— START Records to process —
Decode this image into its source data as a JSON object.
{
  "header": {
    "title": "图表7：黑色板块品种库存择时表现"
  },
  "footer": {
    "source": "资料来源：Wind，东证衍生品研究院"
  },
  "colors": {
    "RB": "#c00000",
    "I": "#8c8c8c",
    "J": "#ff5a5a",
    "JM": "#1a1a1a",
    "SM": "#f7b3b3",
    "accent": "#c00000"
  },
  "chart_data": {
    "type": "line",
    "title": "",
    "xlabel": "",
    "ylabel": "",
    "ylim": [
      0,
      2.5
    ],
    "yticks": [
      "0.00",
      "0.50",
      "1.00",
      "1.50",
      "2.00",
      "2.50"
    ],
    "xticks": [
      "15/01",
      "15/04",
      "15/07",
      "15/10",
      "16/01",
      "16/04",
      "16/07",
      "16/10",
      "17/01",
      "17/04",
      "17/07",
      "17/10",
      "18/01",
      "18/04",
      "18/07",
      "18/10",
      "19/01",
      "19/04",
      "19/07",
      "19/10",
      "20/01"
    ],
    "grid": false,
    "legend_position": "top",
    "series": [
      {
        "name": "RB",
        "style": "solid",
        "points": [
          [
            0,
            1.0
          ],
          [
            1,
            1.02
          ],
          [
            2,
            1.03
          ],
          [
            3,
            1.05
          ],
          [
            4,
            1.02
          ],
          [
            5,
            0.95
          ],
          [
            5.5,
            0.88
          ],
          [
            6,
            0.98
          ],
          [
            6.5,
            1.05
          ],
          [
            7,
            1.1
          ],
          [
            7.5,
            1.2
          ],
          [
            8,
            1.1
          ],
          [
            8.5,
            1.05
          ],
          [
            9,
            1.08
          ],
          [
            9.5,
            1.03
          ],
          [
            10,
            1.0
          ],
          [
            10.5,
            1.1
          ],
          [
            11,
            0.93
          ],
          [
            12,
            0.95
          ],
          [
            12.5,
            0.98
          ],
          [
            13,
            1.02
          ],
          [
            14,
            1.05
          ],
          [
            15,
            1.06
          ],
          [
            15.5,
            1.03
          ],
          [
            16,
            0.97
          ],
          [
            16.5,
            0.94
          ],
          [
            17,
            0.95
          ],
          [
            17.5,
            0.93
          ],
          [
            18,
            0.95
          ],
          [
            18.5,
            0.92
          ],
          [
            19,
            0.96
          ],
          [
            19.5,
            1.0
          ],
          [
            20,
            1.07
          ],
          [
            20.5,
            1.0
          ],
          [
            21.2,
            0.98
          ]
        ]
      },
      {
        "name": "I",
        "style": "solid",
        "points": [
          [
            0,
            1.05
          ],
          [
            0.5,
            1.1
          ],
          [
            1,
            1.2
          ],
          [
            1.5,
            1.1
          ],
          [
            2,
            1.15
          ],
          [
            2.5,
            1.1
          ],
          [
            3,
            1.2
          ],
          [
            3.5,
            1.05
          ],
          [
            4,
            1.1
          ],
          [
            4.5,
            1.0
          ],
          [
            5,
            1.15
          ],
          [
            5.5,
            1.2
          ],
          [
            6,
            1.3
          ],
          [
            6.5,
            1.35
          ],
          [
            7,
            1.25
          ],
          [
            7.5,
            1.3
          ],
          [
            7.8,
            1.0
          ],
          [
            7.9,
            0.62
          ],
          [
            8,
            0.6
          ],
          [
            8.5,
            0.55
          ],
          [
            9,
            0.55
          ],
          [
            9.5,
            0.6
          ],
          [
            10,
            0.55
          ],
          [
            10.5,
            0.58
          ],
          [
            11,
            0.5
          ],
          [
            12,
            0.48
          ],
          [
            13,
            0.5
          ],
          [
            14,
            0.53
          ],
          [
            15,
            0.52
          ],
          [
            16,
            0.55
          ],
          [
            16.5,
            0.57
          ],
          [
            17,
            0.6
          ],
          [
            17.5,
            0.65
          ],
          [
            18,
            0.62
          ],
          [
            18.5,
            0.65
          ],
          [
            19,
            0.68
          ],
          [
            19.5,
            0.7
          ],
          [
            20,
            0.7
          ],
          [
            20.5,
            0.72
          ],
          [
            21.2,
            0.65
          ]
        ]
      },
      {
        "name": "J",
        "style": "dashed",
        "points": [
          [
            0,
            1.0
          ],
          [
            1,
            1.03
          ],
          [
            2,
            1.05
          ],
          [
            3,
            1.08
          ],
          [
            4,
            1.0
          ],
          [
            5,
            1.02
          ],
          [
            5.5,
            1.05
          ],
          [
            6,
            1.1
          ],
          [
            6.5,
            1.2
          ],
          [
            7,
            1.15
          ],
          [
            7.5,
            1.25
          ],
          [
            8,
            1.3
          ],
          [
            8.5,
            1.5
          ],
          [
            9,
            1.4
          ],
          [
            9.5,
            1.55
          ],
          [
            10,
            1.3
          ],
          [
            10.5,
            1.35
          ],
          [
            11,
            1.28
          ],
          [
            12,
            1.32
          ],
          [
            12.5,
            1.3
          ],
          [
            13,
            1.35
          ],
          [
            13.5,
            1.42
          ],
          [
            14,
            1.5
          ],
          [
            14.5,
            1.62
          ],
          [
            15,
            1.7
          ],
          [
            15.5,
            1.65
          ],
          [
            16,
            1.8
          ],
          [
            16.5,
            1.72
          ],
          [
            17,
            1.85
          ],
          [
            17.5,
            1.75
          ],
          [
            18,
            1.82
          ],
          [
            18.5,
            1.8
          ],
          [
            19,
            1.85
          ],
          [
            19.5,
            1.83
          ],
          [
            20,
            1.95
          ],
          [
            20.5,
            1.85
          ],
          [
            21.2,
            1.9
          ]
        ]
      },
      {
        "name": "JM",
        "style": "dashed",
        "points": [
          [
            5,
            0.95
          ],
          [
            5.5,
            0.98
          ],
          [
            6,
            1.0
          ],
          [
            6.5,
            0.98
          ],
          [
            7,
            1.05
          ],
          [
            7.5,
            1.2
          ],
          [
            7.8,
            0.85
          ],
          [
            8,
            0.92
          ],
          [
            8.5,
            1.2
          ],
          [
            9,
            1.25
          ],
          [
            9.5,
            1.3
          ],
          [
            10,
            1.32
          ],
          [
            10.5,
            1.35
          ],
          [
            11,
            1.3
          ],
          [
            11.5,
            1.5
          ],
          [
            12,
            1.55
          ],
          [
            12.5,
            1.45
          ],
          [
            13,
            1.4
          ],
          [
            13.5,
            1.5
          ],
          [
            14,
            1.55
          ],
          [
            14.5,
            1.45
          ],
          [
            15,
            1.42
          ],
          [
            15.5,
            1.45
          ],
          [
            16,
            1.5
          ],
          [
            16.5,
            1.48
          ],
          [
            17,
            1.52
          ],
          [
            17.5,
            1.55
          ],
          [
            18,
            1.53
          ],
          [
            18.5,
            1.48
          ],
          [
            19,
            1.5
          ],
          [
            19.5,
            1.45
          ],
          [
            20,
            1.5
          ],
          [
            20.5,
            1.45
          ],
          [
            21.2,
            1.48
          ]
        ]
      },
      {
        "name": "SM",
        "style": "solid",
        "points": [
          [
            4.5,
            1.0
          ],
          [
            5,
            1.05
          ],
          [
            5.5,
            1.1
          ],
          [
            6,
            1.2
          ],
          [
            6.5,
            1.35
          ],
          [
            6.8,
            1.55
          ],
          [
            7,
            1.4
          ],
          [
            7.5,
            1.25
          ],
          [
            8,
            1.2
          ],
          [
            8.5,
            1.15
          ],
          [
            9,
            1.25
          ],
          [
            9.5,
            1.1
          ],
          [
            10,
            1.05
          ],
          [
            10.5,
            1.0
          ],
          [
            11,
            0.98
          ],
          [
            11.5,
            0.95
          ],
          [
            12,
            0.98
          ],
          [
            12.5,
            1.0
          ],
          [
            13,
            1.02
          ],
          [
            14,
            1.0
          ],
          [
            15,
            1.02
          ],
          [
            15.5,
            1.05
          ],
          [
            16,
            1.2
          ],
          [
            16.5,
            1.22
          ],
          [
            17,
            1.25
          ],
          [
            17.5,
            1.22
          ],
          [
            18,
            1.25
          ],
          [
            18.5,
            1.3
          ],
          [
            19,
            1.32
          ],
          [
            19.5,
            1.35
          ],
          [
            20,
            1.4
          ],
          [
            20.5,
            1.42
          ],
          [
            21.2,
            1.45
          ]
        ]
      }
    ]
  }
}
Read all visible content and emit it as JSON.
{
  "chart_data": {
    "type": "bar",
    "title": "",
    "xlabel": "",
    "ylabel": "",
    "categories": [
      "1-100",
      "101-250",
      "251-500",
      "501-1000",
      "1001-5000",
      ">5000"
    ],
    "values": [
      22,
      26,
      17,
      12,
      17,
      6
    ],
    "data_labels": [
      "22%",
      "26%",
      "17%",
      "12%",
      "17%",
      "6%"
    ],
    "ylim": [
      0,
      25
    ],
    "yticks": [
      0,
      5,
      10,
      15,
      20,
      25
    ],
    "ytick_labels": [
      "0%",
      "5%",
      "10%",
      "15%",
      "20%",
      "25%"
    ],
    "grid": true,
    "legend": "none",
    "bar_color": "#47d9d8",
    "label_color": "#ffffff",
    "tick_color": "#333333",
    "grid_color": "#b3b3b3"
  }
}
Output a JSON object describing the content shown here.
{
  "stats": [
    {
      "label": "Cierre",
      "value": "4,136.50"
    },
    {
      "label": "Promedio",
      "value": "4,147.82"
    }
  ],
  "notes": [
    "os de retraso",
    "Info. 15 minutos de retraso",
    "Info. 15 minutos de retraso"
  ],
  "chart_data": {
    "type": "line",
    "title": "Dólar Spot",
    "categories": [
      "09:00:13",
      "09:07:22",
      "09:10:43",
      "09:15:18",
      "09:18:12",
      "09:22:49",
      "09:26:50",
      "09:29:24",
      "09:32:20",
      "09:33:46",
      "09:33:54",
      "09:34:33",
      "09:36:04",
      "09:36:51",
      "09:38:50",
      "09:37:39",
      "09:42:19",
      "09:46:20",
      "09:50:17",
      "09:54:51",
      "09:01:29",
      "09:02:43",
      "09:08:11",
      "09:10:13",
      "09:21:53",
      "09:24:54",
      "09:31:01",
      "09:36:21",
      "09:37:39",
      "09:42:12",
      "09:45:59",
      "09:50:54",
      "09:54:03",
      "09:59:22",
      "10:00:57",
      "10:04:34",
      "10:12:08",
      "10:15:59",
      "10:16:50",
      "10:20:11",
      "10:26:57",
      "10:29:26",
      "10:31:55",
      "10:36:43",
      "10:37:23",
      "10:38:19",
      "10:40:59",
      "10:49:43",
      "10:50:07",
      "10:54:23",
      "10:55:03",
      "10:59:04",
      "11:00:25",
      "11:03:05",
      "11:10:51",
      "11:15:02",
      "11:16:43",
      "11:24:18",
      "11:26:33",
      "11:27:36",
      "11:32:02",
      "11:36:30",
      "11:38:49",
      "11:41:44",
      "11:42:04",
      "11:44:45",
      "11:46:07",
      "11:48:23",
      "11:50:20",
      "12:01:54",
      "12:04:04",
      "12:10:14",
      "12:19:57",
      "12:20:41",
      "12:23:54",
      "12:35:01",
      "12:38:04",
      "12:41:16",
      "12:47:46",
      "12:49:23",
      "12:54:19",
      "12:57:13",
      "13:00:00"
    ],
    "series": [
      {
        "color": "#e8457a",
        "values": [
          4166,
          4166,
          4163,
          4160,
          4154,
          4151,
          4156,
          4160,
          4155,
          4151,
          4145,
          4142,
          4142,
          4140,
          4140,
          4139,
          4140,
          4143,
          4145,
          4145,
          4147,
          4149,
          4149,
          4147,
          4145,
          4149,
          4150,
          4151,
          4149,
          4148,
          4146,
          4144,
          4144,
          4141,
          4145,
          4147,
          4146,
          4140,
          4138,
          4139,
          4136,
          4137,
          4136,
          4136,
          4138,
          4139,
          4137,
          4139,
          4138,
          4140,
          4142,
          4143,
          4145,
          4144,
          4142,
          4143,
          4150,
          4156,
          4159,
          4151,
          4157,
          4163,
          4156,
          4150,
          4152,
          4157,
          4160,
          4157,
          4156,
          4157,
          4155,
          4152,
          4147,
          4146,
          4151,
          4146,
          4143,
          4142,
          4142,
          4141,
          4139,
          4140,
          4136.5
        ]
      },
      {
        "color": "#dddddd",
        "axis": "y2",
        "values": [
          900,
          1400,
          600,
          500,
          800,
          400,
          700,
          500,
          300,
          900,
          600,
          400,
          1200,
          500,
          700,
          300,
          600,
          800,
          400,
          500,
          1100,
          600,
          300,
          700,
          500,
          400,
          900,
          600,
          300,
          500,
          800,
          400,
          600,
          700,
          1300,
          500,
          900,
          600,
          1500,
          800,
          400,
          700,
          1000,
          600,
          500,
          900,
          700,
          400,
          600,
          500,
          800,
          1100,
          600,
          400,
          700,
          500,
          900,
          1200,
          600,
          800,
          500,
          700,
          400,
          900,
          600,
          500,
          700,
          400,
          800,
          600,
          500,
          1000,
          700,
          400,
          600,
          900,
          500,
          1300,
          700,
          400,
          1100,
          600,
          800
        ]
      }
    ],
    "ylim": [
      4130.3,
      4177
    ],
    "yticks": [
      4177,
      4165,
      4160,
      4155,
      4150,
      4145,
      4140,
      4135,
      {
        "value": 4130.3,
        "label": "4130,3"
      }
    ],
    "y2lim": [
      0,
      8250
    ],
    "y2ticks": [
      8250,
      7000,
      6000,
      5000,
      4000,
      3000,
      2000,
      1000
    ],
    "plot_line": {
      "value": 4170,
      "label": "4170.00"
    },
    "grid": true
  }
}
— END Records to process —
To do = Check each line of the records for the word "title", and show the lines that contain it.

Written response =
    "title": "图表7：黑色板块品种库存择时表现"
    "title": "",
    "title": "",
    "title": "Dólar Spot",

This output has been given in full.